---------- RECORDS PROVIDED ----------
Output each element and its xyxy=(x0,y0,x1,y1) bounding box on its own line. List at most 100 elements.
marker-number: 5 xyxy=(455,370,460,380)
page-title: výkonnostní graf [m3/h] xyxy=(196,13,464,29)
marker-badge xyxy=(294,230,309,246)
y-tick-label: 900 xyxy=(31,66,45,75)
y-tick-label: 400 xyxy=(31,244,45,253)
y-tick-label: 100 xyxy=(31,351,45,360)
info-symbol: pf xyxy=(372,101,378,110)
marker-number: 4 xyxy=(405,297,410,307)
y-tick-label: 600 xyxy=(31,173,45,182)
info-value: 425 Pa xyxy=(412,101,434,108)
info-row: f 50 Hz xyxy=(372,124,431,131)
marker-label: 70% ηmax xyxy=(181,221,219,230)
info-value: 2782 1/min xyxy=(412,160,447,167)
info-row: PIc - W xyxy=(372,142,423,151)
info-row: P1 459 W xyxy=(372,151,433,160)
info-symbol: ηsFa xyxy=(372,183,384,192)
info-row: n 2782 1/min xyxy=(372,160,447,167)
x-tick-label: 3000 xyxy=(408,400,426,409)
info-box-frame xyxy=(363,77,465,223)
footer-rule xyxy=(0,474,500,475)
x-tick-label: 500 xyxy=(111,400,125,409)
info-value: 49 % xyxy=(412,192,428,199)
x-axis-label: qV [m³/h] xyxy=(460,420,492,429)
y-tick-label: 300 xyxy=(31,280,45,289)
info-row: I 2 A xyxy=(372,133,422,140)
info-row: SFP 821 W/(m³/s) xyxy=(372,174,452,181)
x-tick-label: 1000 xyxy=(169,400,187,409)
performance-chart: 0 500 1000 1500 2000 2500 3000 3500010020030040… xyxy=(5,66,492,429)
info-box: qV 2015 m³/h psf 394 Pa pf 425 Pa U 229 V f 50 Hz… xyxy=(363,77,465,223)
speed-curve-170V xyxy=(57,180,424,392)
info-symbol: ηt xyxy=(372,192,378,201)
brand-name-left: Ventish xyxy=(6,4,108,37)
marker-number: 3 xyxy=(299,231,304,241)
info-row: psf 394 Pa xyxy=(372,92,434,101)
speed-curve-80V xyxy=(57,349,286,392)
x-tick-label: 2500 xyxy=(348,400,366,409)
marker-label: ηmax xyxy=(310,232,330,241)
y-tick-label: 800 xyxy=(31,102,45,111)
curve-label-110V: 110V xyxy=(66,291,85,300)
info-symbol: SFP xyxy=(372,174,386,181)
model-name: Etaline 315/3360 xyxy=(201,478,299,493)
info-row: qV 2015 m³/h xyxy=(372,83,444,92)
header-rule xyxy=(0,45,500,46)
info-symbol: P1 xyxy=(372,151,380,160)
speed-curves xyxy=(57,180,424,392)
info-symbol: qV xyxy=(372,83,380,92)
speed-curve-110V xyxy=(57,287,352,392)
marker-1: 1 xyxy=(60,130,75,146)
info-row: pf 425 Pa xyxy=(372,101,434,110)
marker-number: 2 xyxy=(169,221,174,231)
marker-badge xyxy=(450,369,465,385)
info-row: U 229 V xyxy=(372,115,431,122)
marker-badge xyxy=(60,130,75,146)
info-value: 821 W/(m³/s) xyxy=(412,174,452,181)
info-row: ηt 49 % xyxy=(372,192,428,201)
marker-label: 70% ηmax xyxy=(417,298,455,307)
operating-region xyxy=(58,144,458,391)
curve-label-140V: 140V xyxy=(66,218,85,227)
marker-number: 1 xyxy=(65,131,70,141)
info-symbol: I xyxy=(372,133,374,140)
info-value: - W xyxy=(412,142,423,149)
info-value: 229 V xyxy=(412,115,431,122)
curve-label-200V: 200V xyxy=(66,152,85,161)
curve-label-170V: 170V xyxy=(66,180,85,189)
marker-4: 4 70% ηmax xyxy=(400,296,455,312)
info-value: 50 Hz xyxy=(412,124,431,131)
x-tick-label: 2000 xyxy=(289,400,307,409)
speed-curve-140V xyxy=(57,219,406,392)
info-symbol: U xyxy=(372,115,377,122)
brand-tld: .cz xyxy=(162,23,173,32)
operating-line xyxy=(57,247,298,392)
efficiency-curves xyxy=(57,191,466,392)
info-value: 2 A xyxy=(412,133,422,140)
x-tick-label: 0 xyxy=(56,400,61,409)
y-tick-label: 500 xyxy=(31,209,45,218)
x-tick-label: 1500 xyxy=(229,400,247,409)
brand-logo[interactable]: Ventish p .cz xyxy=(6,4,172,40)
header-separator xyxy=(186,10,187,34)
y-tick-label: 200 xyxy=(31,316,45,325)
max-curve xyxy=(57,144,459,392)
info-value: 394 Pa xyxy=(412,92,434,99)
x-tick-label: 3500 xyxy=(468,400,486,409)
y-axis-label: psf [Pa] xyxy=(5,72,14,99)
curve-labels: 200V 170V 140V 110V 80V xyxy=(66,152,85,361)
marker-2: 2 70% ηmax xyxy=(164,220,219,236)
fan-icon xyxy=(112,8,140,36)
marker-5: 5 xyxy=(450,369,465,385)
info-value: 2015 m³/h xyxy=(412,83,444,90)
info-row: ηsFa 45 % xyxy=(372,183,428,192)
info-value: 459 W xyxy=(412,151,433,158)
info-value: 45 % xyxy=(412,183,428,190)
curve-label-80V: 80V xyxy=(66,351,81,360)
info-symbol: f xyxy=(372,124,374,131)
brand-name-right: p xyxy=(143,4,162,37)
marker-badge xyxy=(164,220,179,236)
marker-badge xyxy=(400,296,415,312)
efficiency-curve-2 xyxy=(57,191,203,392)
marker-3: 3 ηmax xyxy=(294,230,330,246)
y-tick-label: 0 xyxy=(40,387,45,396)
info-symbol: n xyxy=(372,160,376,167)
----------
▸ **REQUIRED WORK**
Please reproduce all of the items above line for line, changing nothing.

▸ **TASK RESULT**
Output each element and its xyxy=(x0,y0,x1,y1) bounding box on its own line. List at most 100 elements.
marker-number: 5 xyxy=(455,370,460,380)
page-title: výkonnostní graf [m3/h] xyxy=(196,13,464,29)
marker-badge xyxy=(294,230,309,246)
y-tick-label: 900 xyxy=(31,66,45,75)
y-tick-label: 400 xyxy=(31,244,45,253)
y-tick-label: 100 xyxy=(31,351,45,360)
info-symbol: pf xyxy=(372,101,378,110)
marker-number: 4 xyxy=(405,297,410,307)
y-tick-label: 600 xyxy=(31,173,45,182)
info-value: 425 Pa xyxy=(412,101,434,108)
info-row: f 50 Hz xyxy=(372,124,431,131)
marker-label: 70% ηmax xyxy=(181,221,219,230)
info-value: 2782 1/min xyxy=(412,160,447,167)
info-row: PIc - W xyxy=(372,142,423,151)
info-row: P1 459 W xyxy=(372,151,433,160)
info-symbol: ηsFa xyxy=(372,183,384,192)
info-row: n 2782 1/min xyxy=(372,160,447,167)
x-tick-label: 3000 xyxy=(408,400,426,409)
info-box-frame xyxy=(363,77,465,223)
footer-rule xyxy=(0,474,500,475)
x-tick-label: 500 xyxy=(111,400,125,409)
info-value: 49 % xyxy=(412,192,428,199)
x-axis-label: qV [m³/h] xyxy=(460,420,492,429)
y-tick-label: 300 xyxy=(31,280,45,289)
info-row: I 2 A xyxy=(372,133,422,140)
info-row: SFP 821 W/(m³/s) xyxy=(372,174,452,181)
x-tick-label: 1000 xyxy=(169,400,187,409)
performance-chart: 0 500 1000 1500 2000 2500 3000 3500010020030040… xyxy=(5,66,492,429)
info-box: qV 2015 m³/h psf 394 Pa pf 425 Pa U 229 V f 50 Hz… xyxy=(363,77,465,223)
speed-curve-170V xyxy=(57,180,424,392)
info-symbol: ηt xyxy=(372,192,378,201)
brand-name-left: Ventish xyxy=(6,4,108,37)
marker-number: 3 xyxy=(299,231,304,241)
info-row: psf 394 Pa xyxy=(372,92,434,101)
speed-curve-80V xyxy=(57,349,286,392)
x-tick-label: 2500 xyxy=(348,400,366,409)
marker-label: ηmax xyxy=(310,232,330,241)
y-tick-label: 800 xyxy=(31,102,45,111)
curve-label-110V: 110V xyxy=(66,291,85,300)
info-symbol: SFP xyxy=(372,174,386,181)
model-name: Etaline 315/3360 xyxy=(201,478,299,493)
info-row: qV 2015 m³/h xyxy=(372,83,444,92)
header-rule xyxy=(0,45,500,46)
info-symbol: P1 xyxy=(372,151,380,160)
speed-curves xyxy=(57,180,424,392)
info-symbol: qV xyxy=(372,83,380,92)
speed-curve-110V xyxy=(57,287,352,392)
marker-1: 1 xyxy=(60,130,75,146)
info-row: pf 425 Pa xyxy=(372,101,434,110)
marker-number: 2 xyxy=(169,221,174,231)
marker-badge xyxy=(450,369,465,385)
info-row: U 229 V xyxy=(372,115,431,122)
marker-badge xyxy=(60,130,75,146)
info-value: 821 W/(m³/s) xyxy=(412,174,452,181)
info-row: ηt 49 % xyxy=(372,192,428,201)
marker-label: 70% ηmax xyxy=(417,298,455,307)
operating-region xyxy=(58,144,458,391)
curve-label-140V: 140V xyxy=(66,218,85,227)
marker-number: 1 xyxy=(65,131,70,141)
info-symbol: I xyxy=(372,133,374,140)
info-value: - W xyxy=(412,142,423,149)
info-value: 229 V xyxy=(412,115,431,122)
curve-label-200V: 200V xyxy=(66,152,85,161)
curve-label-170V: 170V xyxy=(66,180,85,189)
marker-4: 4 70% ηmax xyxy=(400,296,455,312)
info-value: 50 Hz xyxy=(412,124,431,131)
x-tick-label: 2000 xyxy=(289,400,307,409)
speed-curve-140V xyxy=(57,219,406,392)
info-symbol: U xyxy=(372,115,377,122)
brand-tld: .cz xyxy=(162,23,173,32)
operating-line xyxy=(57,247,298,392)
efficiency-curves xyxy=(57,191,466,392)
info-value: 2 A xyxy=(412,133,422,140)
x-tick-label: 0 xyxy=(56,400,61,409)
y-tick-label: 500 xyxy=(31,209,45,218)
x-tick-label: 1500 xyxy=(229,400,247,409)
brand-logo[interactable]: Ventish p .cz xyxy=(6,4,172,40)
header-separator xyxy=(186,10,187,34)
y-tick-label: 200 xyxy=(31,316,45,325)
max-curve xyxy=(57,144,459,392)
info-value: 394 Pa xyxy=(412,92,434,99)
x-tick-label: 3500 xyxy=(468,400,486,409)
y-axis-label: psf [Pa] xyxy=(5,72,14,99)
curve-labels: 200V 170V 140V 110V 80V xyxy=(66,152,85,361)
marker-2: 2 70% ηmax xyxy=(164,220,219,236)
fan-icon xyxy=(112,8,140,36)
marker-5: 5 xyxy=(450,369,465,385)
info-value: 2015 m³/h xyxy=(412,83,444,90)
info-row: ηsFa 45 % xyxy=(372,183,428,192)
info-value: 459 W xyxy=(412,151,433,158)
info-value: 45 % xyxy=(412,183,428,190)
curve-label-80V: 80V xyxy=(66,351,81,360)
info-symbol: f xyxy=(372,124,374,131)
brand-name-right: p xyxy=(143,4,162,37)
marker-badge xyxy=(164,220,179,236)
marker-badge xyxy=(400,296,415,312)
efficiency-curve-2 xyxy=(57,191,203,392)
marker-3: 3 ηmax xyxy=(294,230,330,246)
y-tick-label: 0 xyxy=(40,387,45,396)
info-symbol: n xyxy=(372,160,376,167)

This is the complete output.